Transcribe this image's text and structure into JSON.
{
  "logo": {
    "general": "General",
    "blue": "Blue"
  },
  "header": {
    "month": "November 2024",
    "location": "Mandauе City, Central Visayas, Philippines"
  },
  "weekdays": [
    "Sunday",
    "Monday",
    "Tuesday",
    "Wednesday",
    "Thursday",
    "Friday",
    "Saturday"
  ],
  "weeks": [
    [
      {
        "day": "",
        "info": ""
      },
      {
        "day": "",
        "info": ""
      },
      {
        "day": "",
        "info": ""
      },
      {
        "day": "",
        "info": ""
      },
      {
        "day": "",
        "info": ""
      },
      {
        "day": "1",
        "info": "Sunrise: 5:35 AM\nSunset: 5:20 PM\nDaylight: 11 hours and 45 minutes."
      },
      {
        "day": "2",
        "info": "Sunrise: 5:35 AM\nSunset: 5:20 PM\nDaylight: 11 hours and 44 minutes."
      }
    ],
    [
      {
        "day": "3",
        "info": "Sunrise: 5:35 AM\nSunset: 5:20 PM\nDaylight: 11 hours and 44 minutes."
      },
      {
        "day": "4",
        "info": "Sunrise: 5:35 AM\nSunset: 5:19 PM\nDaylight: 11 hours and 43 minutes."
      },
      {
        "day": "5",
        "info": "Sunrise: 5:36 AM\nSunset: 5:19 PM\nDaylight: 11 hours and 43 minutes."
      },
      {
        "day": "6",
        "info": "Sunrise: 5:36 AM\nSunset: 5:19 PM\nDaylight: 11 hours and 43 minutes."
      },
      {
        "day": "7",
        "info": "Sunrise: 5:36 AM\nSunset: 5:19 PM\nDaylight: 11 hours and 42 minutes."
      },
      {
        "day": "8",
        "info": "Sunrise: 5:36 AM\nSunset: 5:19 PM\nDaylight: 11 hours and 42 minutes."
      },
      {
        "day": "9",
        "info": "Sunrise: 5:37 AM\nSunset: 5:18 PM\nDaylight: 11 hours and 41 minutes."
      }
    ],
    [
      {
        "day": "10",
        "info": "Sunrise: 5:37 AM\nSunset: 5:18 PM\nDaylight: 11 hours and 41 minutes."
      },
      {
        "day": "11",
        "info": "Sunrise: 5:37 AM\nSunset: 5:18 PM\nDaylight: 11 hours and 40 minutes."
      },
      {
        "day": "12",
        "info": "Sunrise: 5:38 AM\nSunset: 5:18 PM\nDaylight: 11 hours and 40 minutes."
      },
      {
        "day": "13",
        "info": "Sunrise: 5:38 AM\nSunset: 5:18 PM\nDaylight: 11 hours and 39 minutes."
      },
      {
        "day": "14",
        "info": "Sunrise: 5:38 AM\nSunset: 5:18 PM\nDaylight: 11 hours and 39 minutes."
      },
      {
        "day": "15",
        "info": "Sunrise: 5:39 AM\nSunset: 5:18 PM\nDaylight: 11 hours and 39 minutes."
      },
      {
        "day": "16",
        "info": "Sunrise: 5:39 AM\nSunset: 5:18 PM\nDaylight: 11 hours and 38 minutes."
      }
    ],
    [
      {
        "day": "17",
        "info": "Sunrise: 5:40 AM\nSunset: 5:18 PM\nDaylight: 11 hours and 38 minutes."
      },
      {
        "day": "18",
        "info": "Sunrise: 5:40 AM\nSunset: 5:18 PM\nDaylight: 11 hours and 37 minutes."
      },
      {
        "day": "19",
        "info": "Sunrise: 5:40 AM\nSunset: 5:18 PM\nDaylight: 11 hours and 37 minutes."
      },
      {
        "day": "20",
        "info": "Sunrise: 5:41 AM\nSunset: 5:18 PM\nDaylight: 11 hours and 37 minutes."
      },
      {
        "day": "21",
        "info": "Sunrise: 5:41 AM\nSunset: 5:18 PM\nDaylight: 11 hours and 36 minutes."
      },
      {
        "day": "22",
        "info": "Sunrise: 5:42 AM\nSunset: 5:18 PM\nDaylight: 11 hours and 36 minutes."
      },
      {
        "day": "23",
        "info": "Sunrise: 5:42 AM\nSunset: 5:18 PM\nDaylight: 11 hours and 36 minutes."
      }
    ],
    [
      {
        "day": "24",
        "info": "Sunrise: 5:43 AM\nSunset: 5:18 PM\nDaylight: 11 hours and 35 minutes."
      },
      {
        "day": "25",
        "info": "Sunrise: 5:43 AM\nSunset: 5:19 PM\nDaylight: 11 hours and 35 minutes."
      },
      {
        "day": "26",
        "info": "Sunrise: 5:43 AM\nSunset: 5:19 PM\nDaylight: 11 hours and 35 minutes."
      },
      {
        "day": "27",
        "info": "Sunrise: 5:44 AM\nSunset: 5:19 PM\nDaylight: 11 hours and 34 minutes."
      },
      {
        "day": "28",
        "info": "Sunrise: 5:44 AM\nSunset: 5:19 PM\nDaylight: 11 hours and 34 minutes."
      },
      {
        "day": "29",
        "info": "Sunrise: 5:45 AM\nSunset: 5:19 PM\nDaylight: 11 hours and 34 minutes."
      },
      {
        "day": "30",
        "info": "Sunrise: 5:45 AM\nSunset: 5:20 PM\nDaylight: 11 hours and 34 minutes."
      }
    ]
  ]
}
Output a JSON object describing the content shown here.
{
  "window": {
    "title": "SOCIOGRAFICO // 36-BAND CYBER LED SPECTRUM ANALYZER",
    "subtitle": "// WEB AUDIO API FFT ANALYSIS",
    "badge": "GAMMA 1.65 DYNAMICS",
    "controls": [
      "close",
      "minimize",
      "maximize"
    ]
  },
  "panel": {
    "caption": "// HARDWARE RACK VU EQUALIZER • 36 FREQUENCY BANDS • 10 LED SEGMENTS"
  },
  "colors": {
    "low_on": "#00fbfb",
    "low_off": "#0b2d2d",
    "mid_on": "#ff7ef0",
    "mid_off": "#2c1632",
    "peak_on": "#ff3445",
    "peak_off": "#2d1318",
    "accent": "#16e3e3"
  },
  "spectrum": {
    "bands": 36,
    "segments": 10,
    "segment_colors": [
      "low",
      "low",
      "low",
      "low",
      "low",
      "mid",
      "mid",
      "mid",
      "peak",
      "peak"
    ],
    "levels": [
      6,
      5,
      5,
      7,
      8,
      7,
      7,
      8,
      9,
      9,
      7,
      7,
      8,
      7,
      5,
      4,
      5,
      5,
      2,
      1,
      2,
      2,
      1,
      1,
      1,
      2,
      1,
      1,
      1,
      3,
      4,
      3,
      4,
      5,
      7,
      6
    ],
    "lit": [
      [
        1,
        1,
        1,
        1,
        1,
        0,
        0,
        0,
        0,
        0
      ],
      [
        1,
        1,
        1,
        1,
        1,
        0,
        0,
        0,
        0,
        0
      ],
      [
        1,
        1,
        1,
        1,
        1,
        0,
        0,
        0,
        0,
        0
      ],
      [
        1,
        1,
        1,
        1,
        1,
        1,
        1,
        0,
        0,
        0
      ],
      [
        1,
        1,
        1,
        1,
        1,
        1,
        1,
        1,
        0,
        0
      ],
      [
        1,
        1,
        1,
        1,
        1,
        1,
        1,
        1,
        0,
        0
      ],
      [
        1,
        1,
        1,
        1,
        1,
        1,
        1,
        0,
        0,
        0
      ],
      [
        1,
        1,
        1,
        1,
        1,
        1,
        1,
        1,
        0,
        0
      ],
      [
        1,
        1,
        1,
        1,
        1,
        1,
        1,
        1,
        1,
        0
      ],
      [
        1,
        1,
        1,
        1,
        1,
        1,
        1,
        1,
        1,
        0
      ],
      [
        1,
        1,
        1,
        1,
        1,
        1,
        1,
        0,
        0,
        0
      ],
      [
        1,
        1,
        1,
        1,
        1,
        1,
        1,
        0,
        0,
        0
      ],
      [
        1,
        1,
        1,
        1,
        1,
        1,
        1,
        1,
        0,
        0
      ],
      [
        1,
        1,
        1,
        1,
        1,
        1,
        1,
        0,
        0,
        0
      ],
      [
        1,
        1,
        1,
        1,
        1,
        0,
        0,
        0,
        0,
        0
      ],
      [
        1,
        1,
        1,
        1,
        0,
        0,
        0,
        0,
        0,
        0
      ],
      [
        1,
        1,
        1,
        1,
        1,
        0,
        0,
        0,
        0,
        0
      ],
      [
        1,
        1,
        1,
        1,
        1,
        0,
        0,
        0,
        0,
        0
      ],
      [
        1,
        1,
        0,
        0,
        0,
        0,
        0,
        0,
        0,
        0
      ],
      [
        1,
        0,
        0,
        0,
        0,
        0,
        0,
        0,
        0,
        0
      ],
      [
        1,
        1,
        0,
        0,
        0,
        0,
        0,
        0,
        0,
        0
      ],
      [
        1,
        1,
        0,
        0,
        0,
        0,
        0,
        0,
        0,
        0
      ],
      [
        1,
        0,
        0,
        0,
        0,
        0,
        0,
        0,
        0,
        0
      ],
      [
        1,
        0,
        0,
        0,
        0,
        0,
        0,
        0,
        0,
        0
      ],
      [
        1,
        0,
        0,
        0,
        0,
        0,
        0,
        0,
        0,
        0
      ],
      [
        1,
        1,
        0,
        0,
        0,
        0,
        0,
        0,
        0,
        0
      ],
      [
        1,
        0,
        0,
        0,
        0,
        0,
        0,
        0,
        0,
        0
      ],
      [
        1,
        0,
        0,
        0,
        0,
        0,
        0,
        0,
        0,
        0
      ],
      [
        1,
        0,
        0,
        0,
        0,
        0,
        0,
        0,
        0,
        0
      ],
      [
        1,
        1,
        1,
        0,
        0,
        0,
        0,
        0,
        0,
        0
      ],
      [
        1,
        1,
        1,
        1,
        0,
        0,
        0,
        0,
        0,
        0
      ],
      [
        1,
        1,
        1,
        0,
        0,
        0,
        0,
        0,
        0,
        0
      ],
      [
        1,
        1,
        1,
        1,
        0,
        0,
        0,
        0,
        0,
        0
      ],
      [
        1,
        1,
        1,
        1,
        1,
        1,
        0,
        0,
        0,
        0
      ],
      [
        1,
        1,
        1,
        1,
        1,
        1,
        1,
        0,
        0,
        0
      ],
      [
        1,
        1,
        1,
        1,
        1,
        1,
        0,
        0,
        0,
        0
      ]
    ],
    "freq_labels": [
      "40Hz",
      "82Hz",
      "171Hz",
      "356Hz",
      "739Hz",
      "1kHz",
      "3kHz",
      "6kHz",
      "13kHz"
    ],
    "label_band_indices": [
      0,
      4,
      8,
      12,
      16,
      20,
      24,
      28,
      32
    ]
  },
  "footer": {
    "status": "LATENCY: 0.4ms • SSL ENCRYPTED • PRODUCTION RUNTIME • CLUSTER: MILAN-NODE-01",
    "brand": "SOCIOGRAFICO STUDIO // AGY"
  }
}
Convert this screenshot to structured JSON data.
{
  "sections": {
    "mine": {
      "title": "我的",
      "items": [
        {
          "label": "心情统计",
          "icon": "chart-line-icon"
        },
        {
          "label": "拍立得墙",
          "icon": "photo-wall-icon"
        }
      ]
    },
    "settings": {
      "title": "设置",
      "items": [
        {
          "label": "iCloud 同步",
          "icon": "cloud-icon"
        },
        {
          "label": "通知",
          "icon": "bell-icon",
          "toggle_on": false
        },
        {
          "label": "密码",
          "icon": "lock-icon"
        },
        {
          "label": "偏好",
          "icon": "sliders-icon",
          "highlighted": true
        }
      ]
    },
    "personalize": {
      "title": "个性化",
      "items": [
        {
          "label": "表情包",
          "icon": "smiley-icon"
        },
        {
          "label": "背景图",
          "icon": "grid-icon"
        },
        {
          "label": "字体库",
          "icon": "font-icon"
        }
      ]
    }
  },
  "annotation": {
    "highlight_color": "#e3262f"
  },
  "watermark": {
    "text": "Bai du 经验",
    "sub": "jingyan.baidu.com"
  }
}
::::::::
Scan the material above. Copy each line that holds the word "SOCIOGRAFICO".

    "title": "SOCIOGRAFICO // 36-BAND CYBER LED SPECTRUM ANALYZER",
    "brand": "SOCIOGRAFICO STUDIO // AGY"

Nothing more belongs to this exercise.